Write out the listing below in full and exactly, leaving out every picture.

[Begin Given entries]

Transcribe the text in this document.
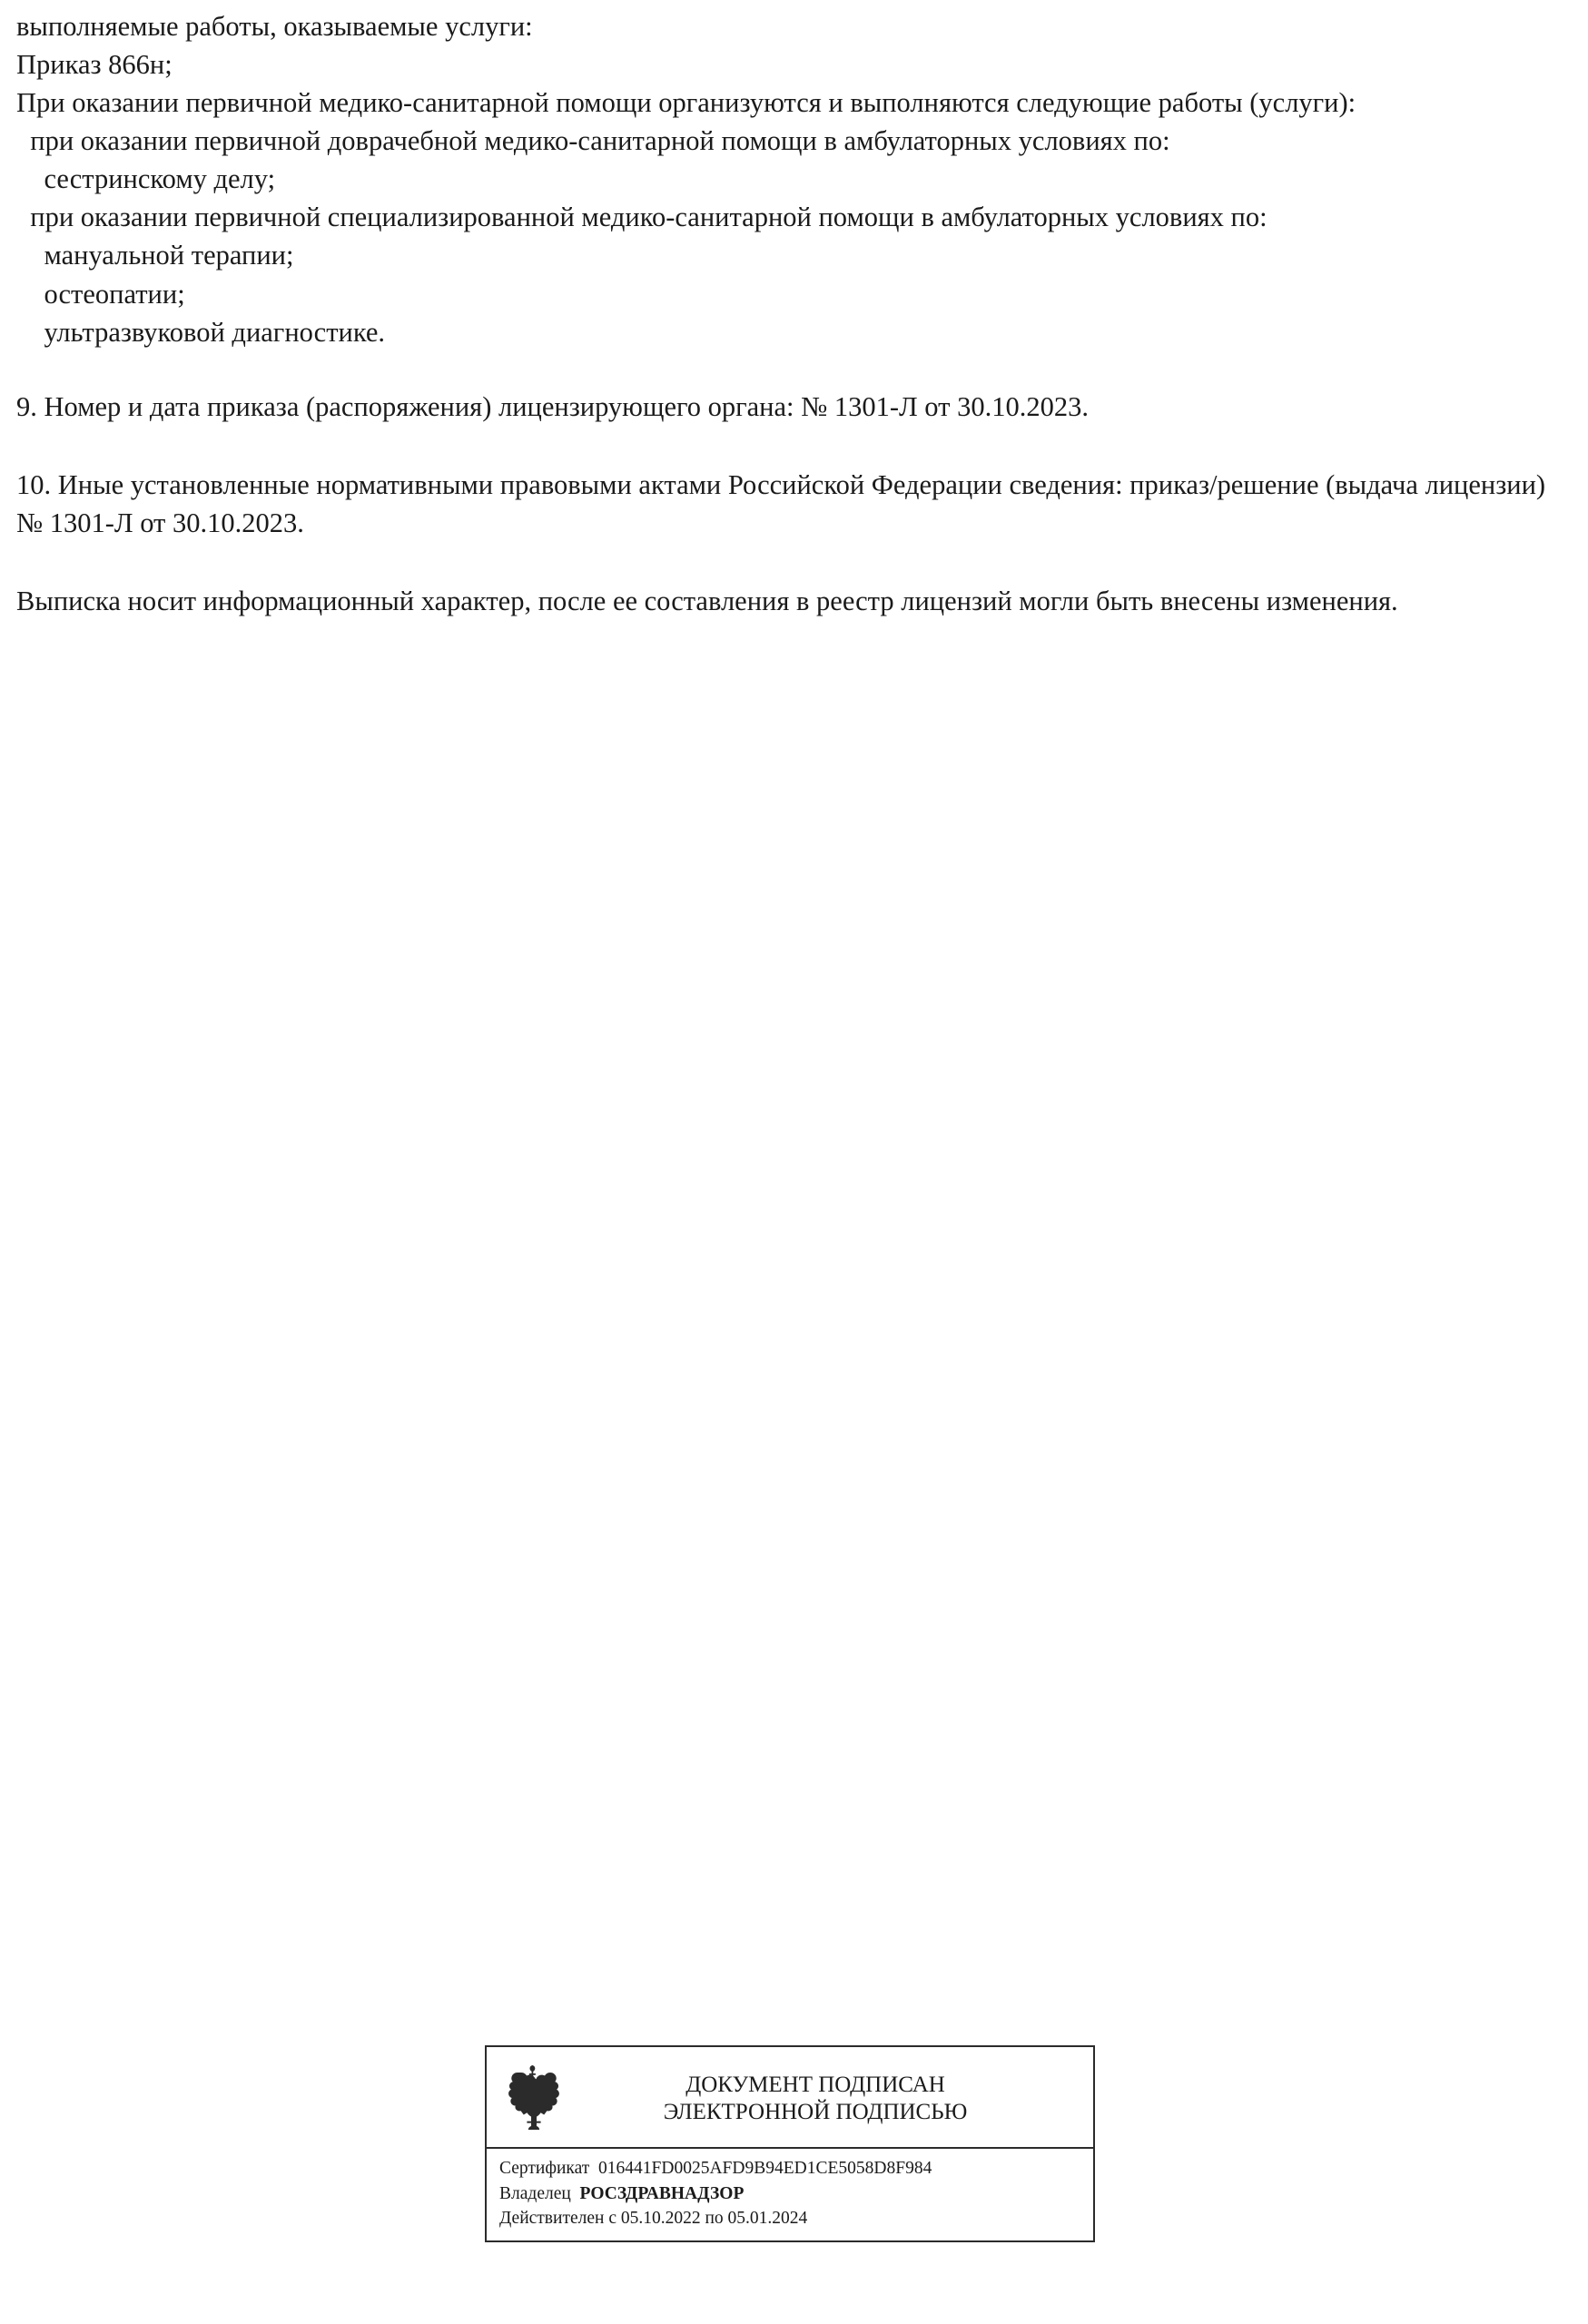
выполняемые работы, оказываемые услуги:

Приказ 866н;

При оказании первичной медико-санитарной помощи организуются и выполняются следующие работы (услуги):

при оказании первичной доврачебной медико-санитарной помощи в амбулаторных условиях по:

сестринскому делу;

при оказании первичной специализированной медико-санитарной помощи в амбулаторных условиях по:

мануальной терапии;

остеопатии;

ультразвуковой диагностике.

9. Номер и дата приказа (распоряжения) лицензирующего органа: № 1301-Л от 30.10.2023.

10. Иные установленные нормативными правовыми актами Российской Федерации сведения: приказ/решение (выдача лицензии) № 1301-Л от 30.10.2023.

Выписка носит информационный характер, после ее составления в реестр лицензий могли быть внесены изменения.

ДОКУМЕНТ ПОДПИСАН
ЭЛЕКТРОННОЙ ПОДПИСЬЮ
Сертификат 016441FD0025AFD9B94ED1CE5058D8F984
Владелец РОСЗДРАВНАДЗОР
Действителен с 05.10.2022 по 05.01.2024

[End Given entries]

Exercise solution
Transcribe the text in this document.
выполняемые работы, оказываемые услуги:

Приказ 866н;

При оказании первичной медико-санитарной помощи организуются и выполняются следующие работы (услуги):

при оказании первичной доврачебной медико-санитарной помощи в амбулаторных условиях по:

сестринскому делу;

при оказании первичной специализированной медико-санитарной помощи в амбулаторных условиях по:

мануальной терапии;

остеопатии;

ультразвуковой диагностике.

9. Номер и дата приказа (распоряжения) лицензирующего органа: № 1301-Л от 30.10.2023.

10. Иные установленные нормативными правовыми актами Российской Федерации сведения: приказ/решение (выдача лицензии) № 1301-Л от 30.10.2023.

Выписка носит информационный характер, после ее составления в реестр лицензий могли быть внесены изменения.

ДОКУМЕНТ ПОДПИСАН
ЭЛЕКТРОННОЙ ПОДПИСЬЮ
Сертификат 016441FD0025AFD9B94ED1CE5058D8F984
Владелец РОСЗДРАВНАДЗОР
Действителен с 05.10.2022 по 05.01.2024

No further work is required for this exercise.